*What is needed*:
Render all the data below as a two-column CSV headed "prompt" and "reply", with one row for each description and its listed positions. Put each value in a single quoted field with line breaks changed to spaces, and leave the pictures out.
──────── Records ────────
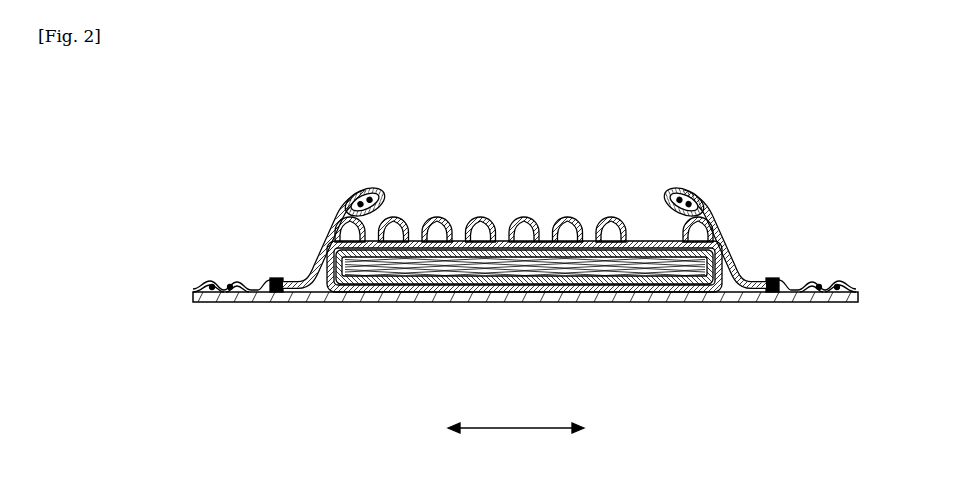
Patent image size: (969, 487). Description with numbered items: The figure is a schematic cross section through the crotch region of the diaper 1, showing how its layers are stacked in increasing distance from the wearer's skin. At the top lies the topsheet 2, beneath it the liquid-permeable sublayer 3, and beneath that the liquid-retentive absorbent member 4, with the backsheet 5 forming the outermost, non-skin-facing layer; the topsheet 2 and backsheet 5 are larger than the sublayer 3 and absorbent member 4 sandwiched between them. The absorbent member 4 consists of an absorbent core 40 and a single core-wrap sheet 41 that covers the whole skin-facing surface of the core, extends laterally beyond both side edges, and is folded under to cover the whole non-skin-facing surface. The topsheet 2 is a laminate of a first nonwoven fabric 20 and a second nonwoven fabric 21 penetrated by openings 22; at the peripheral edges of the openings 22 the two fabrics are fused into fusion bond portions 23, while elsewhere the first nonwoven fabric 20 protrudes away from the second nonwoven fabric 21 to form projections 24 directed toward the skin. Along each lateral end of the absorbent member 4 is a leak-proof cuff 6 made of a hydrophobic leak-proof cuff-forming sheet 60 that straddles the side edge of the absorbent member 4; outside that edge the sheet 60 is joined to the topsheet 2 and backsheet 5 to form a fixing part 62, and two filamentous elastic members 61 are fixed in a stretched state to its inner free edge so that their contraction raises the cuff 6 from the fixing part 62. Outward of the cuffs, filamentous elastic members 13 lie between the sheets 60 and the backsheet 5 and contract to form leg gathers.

The diaper 1 is at (803, 143).
The topsheet 2 is at (524, 174).
The first nonwoven fabric 20 is at (483, 217).
The second nonwoven fabric 21 is at (498, 224).
The opening 22 is at (437, 218).
The fusion bond portion 23 is at (546, 240).
The projection 24 is at (395, 220).
The sublayer 3 is at (524, 321).
The absorbent member 4 is at (524, 325).
The absorbent core 40 is at (626, 284).
The core-wrap sheet 41 is at (667, 277).
The backsheet 5 is at (350, 302).
The leak-proof cuff 6 is at (526, 246).
The leak-proof cuff-forming sheet 60 is at (325, 242).
The leak-proof cuff-forming elastic member 61 is at (365, 200).
The fixing part 62 is at (277, 300).
The elastic member 13 is at (223, 291).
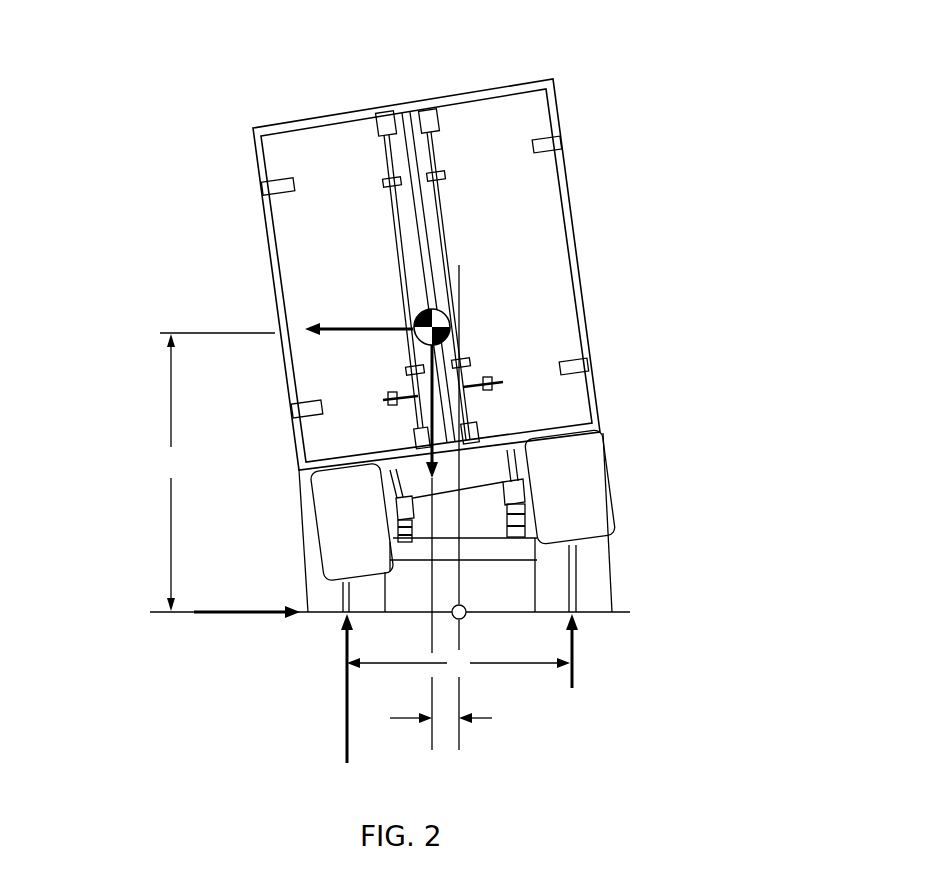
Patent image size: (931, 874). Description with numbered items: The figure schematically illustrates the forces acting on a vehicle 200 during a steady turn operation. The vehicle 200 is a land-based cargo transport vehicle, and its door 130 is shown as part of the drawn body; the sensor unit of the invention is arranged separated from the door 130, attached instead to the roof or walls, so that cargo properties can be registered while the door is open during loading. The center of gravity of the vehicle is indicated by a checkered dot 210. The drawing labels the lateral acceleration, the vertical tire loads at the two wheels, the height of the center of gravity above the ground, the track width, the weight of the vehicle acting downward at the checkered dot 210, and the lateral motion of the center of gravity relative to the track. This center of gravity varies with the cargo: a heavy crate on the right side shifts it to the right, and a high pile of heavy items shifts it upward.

The vehicle 200 is at (126, 73).
The door 130 is at (527, 210).
The checkered dot 210 is at (440, 326).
────────
*Finished exercise*:
prompt,reply
"Patent image size: (969, 487). Description with numbered items: The figure is a schematic cross section through the crotch region of the diaper 1, showing how its layers are stacked in increasing distance from the wearer's skin. At the top lies the topsheet 2, beneath it the liquid-permeable sublayer 3, and beneath that the liquid-retentive absorbent member 4, with the backsheet 5 forming the outermost, non-skin-facing layer; the topsheet 2 and backsheet 5 are larger than the sublayer 3 and absorbent member 4 sandwiched between them. The absorbent member 4 consists of an absorbent core 40 and a single core-wrap sheet 41 that covers the whole skin-facing surface of the core, extends laterally beyond both side edges, and is folded under to cover the whole non-skin-facing surface. The topsheet 2 is a laminate of a first nonwoven fabric 20 and a second nonwoven fabric 21 penetrated by openings 22; at the peripheral edges of the openings 22 the two fabrics are fused into fusion bond portions 23, while elsewhere the first nonwoven fabric 20 protrudes away from the second nonwoven fabric 21 to form projections 24 directed toward the skin. Along each lateral end of the absorbent member 4 is a leak-proof cuff 6 made of a hydrophobic leak-proof cuff-forming sheet 60 that straddles the side edge of the absorbent member 4; outside that edge the sheet 60 is joined to the topsheet 2 and backsheet 5 to form a fixing part 62, and two filamentous elastic members 61 are fixed in a stretched state to its inner free edge so that their contraction raises the cuff 6 from the fixing part 62. Outward of the cuffs, filamentous elastic members 13 lie between the sheets 60 and the backsheet 5 and contract to form leg gathers.","The diaper 1 is at (803, 143). The topsheet 2 is at (524, 174). The first nonwoven fabric 20 is at (483, 217). The second nonwoven fabric 21 is at (498, 224). The opening 22 is at (437, 218). The fusion bond portion 23 is at (546, 240). The projection 24 is at (395, 220). The sublayer 3 is at (524, 321). The absorbent member 4 is at (524, 325). The absorbent core 40 is at (626, 284). The core-wrap sheet 41 is at (667, 277). The backsheet 5 is at (350, 302). The leak-proof cuff 6 is at (526, 246). The leak-proof cuff-forming sheet 60 is at (325, 242). The leak-proof cuff-forming elastic member 61 is at (365, 200). The fixing part 62 is at (277, 300). The elastic member 13 is at (223, 291)."
"Patent image size: (931, 874). Description with numbered items: The figure schematically illustrates the forces acting on a vehicle 200 during a steady turn operation. The vehicle 200 is a land-based cargo transport vehicle, and its door 130 is shown as part of the drawn body; the sensor unit of the invention is arranged separated from the door 130, attached instead to the roof or walls, so that cargo properties can be registered while the door is open during loading. The center of gravity of the vehicle is indicated by a checkered dot 210. The drawing labels the lateral acceleration, the vertical tire loads at the two wheels, the height of the center of gravity above the ground, the track width, the weight of the vehicle acting downward at the checkered dot 210, and the lateral motion of the center of gravity relative to the track. This center of gravity varies with the cargo: a heavy crate on the right side shifts it to the right, and a high pile of heavy items shifts it upward.","The vehicle 200 is at (126, 73). The door 130 is at (527, 210). The checkered dot 210 is at (440, 326)."